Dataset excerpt

____________________

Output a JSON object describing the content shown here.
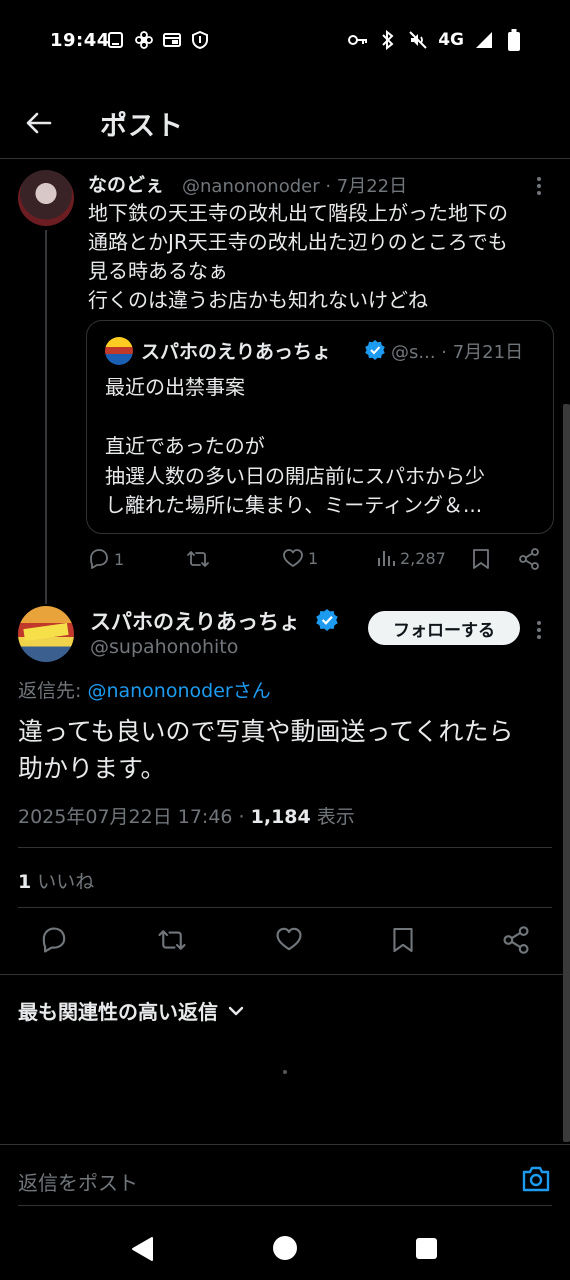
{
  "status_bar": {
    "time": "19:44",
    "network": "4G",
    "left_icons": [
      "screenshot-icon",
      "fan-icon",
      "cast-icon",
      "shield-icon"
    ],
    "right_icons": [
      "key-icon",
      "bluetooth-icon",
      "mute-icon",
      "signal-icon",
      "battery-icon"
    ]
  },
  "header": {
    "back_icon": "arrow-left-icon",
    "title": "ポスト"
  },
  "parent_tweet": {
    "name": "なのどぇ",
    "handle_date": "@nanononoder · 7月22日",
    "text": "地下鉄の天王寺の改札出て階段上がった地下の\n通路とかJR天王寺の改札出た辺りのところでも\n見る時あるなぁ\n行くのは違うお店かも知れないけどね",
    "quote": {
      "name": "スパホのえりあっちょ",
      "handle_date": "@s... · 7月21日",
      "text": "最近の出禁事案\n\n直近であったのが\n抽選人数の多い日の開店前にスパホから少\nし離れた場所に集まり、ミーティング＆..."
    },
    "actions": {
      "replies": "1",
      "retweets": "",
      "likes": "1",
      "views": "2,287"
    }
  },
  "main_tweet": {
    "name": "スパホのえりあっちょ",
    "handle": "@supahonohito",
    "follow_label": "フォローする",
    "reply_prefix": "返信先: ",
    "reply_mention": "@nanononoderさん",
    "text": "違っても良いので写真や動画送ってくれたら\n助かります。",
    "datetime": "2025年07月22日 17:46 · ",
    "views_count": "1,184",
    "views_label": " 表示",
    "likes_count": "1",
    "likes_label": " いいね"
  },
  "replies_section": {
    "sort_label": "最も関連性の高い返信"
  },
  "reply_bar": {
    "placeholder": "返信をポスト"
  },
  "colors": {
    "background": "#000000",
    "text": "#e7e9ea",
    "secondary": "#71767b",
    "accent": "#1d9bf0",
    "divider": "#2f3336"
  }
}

____________________

Which lines hold the string "name"? List them all.

    "name": "なのどぇ",
      "name": "スパホのえりあっちょ",
    "name": "スパホのえりあっちょ",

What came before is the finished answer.